▶ [Direction] Note each line that includes the word "series". Copy those lines.

▶ [Recorded information]
++++
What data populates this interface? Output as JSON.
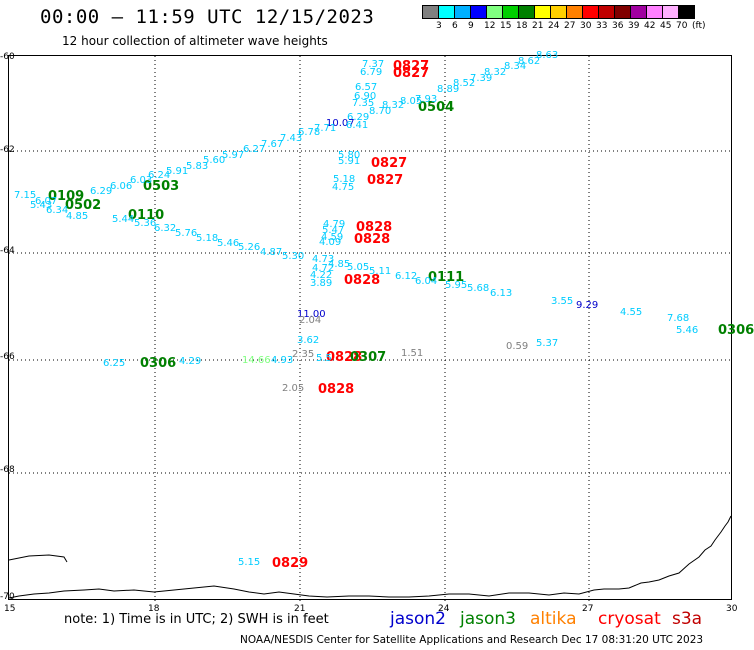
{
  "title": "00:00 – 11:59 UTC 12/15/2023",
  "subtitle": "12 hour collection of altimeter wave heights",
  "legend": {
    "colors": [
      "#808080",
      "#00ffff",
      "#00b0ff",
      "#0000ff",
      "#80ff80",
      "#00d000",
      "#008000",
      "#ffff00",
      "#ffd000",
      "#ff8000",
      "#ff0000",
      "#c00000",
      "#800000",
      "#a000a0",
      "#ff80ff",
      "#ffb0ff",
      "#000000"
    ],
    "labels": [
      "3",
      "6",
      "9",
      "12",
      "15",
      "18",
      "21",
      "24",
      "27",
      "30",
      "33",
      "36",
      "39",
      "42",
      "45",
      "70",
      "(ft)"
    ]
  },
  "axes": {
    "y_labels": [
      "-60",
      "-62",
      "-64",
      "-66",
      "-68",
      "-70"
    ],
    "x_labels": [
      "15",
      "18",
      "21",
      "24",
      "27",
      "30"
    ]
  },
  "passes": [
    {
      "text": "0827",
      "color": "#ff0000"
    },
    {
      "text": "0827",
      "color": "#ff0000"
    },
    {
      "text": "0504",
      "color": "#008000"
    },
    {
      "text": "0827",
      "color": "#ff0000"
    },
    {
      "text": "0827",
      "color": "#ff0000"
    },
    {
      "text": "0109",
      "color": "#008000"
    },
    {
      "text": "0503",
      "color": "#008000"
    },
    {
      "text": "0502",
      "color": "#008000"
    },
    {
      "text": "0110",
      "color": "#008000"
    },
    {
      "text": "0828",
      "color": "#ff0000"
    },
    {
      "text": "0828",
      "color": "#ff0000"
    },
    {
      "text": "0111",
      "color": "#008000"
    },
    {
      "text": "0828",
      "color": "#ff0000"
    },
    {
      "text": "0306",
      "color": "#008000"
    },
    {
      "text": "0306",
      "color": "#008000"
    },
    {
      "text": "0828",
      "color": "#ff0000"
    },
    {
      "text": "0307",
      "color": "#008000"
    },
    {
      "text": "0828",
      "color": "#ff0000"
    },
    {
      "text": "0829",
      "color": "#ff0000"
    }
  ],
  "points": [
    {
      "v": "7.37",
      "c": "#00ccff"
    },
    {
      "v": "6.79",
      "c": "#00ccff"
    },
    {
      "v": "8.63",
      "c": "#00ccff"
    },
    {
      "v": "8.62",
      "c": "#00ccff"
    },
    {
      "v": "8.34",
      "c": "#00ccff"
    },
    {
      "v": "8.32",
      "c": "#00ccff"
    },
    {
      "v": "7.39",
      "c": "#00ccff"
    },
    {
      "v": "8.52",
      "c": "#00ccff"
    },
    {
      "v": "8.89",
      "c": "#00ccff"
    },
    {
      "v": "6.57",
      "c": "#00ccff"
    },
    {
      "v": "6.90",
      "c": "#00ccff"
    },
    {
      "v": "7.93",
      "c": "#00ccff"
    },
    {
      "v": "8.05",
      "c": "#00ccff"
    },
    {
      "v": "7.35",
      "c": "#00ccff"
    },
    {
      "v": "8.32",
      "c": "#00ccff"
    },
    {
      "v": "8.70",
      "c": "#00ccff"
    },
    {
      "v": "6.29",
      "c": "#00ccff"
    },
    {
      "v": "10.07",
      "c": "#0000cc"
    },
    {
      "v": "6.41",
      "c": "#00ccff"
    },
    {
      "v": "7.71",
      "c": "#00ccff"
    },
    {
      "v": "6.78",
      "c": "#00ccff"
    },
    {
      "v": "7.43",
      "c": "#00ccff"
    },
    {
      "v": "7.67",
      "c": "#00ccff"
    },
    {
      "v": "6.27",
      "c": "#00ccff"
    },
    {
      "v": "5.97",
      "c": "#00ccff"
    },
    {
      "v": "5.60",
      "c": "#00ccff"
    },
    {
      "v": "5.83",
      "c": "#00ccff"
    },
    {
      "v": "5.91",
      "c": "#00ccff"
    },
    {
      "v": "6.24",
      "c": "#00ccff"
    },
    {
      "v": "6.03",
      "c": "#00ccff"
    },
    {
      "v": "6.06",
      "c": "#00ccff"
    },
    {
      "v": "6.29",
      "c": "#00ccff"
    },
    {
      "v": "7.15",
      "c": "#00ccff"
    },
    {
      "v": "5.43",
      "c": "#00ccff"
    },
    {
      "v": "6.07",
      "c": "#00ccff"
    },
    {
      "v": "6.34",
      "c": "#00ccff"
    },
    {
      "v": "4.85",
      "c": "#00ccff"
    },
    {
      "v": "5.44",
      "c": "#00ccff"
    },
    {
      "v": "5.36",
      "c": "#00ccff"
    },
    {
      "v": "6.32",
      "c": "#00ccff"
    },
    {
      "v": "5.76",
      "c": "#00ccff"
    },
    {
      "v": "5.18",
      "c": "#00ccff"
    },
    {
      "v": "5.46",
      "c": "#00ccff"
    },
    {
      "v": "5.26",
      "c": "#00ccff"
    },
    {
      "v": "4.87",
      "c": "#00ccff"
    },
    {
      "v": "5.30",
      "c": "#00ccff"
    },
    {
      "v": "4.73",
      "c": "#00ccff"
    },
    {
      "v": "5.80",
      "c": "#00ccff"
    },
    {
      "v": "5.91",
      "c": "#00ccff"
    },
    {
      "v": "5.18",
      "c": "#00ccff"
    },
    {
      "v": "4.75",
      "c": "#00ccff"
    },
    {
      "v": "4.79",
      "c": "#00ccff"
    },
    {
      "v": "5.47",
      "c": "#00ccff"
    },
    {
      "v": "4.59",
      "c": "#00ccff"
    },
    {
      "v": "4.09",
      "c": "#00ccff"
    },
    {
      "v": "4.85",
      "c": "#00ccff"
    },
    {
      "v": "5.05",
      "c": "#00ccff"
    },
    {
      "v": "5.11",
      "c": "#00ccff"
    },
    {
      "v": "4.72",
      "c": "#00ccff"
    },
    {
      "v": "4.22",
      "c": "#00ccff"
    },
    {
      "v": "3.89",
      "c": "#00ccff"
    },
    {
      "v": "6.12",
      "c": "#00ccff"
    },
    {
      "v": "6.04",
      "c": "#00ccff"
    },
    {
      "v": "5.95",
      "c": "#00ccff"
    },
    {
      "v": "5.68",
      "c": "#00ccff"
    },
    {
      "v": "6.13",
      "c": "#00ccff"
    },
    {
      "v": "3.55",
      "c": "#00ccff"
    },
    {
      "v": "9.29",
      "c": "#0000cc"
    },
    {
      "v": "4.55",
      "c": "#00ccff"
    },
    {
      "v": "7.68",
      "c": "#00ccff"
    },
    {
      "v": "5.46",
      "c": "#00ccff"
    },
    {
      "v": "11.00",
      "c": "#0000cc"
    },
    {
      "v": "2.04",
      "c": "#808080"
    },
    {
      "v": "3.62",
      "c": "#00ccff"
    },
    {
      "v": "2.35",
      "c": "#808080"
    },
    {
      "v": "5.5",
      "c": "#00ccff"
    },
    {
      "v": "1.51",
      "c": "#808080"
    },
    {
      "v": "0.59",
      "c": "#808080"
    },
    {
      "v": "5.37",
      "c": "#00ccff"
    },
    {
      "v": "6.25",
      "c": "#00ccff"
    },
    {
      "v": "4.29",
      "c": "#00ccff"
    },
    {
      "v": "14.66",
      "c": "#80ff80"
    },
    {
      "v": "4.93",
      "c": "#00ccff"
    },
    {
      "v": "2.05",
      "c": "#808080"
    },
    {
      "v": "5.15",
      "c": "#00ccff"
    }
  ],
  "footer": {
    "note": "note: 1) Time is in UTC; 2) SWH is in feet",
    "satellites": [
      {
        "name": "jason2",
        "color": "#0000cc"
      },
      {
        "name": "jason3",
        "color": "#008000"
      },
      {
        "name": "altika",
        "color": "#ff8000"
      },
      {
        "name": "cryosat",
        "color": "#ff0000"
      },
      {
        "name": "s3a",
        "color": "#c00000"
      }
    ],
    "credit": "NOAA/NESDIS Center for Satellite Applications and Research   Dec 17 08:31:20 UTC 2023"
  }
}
++++
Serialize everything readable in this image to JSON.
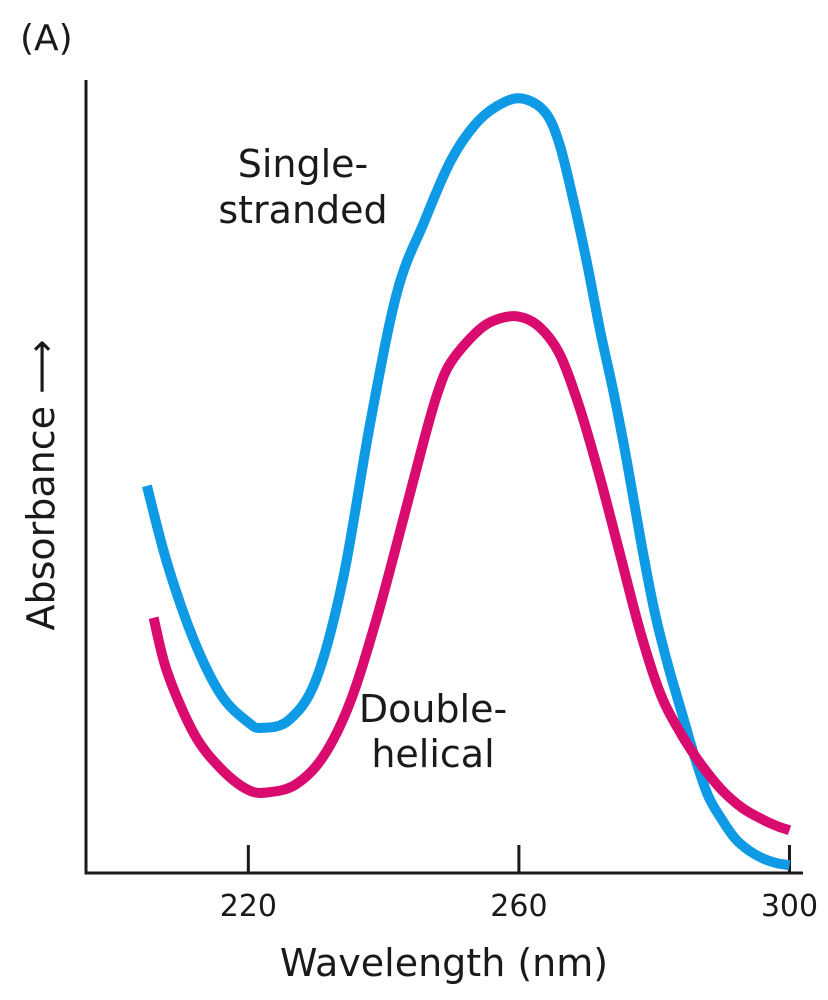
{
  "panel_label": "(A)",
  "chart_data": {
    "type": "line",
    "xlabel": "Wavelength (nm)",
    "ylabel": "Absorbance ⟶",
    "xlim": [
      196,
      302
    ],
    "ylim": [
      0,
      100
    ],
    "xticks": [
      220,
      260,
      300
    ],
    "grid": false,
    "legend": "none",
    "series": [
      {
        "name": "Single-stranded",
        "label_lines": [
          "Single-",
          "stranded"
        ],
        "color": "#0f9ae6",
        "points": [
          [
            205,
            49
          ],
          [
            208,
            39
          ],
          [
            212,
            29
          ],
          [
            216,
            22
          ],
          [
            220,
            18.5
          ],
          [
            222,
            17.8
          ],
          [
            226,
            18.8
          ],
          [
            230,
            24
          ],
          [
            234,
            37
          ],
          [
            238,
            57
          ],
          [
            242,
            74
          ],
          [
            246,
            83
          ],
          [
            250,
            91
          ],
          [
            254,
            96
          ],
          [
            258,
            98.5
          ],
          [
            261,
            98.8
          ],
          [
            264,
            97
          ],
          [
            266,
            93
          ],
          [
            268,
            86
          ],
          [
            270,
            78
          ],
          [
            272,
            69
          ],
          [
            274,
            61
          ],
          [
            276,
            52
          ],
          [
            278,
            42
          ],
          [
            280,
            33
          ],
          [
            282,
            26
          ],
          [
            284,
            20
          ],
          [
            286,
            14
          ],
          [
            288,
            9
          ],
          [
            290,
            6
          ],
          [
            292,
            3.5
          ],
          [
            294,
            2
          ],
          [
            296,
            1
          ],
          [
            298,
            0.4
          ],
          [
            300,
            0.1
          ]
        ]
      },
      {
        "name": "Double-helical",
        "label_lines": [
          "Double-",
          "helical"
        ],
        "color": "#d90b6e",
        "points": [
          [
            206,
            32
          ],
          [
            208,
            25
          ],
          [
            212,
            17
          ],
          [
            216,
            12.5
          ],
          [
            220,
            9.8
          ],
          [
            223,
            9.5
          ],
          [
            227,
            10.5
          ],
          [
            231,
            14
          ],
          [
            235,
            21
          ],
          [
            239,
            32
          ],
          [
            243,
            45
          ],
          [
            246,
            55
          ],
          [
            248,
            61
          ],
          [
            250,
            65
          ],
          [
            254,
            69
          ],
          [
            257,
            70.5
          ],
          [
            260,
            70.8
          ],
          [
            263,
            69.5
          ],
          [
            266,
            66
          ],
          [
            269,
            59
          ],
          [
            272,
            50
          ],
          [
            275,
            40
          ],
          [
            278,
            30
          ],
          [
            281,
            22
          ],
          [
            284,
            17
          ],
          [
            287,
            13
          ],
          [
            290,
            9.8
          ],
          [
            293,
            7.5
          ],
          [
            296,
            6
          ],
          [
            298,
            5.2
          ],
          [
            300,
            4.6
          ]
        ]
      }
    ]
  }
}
++++
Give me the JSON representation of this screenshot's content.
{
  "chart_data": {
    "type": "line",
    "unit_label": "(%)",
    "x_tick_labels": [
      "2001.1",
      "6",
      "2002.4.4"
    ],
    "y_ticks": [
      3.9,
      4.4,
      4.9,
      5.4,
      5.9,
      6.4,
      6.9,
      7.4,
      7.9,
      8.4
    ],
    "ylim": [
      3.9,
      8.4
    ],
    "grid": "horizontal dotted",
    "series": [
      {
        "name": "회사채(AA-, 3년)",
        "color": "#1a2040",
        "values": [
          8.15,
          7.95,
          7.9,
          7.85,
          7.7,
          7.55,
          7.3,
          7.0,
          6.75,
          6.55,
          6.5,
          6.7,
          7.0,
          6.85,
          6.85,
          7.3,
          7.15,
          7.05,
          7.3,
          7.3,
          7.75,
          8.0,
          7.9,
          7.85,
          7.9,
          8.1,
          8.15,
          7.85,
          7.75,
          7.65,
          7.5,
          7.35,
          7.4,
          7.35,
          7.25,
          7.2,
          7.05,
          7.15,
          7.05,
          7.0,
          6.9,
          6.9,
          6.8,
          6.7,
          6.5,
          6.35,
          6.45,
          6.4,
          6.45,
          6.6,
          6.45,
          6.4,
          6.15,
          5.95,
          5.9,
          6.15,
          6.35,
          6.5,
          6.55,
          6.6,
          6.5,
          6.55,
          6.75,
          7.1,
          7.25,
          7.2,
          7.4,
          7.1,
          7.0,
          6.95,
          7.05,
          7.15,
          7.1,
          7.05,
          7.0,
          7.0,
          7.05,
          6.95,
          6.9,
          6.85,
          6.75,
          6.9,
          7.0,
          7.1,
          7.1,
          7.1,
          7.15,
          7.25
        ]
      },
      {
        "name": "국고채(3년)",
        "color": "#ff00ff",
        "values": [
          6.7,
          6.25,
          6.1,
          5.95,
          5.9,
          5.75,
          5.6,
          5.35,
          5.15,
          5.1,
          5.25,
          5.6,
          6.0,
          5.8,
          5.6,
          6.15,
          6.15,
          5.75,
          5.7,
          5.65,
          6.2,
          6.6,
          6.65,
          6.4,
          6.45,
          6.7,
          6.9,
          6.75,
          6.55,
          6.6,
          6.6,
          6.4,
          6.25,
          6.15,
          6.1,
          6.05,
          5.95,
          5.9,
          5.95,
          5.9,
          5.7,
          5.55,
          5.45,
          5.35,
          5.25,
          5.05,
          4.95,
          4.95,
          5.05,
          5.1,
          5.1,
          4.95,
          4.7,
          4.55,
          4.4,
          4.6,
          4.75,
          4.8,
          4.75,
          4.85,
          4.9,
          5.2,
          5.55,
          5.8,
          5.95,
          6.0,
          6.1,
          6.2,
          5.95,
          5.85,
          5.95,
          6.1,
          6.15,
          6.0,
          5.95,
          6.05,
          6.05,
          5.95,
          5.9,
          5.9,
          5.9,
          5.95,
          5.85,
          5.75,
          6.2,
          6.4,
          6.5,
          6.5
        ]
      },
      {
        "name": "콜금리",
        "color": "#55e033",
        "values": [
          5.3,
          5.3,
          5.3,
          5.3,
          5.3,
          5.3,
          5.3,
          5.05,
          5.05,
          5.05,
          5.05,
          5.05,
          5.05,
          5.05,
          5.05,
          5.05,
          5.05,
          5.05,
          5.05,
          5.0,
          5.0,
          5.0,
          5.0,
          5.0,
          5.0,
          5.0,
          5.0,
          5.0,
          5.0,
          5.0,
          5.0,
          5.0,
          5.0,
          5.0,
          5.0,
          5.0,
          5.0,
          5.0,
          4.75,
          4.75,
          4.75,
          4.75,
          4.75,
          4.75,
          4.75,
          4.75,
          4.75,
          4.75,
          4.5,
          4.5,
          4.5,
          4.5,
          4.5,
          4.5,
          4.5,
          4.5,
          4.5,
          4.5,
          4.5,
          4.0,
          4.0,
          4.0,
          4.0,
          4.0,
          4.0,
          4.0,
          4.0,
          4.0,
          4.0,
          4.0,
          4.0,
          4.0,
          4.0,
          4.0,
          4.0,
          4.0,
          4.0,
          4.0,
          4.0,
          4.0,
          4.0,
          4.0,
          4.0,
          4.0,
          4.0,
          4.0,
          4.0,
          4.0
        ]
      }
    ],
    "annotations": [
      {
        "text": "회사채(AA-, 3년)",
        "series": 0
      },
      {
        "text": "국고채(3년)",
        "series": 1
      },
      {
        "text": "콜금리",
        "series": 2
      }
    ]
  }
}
++++
▶ [Full answer]
    "series": [
    "series": [
        "series": 0
        "series": 1
        "series": 2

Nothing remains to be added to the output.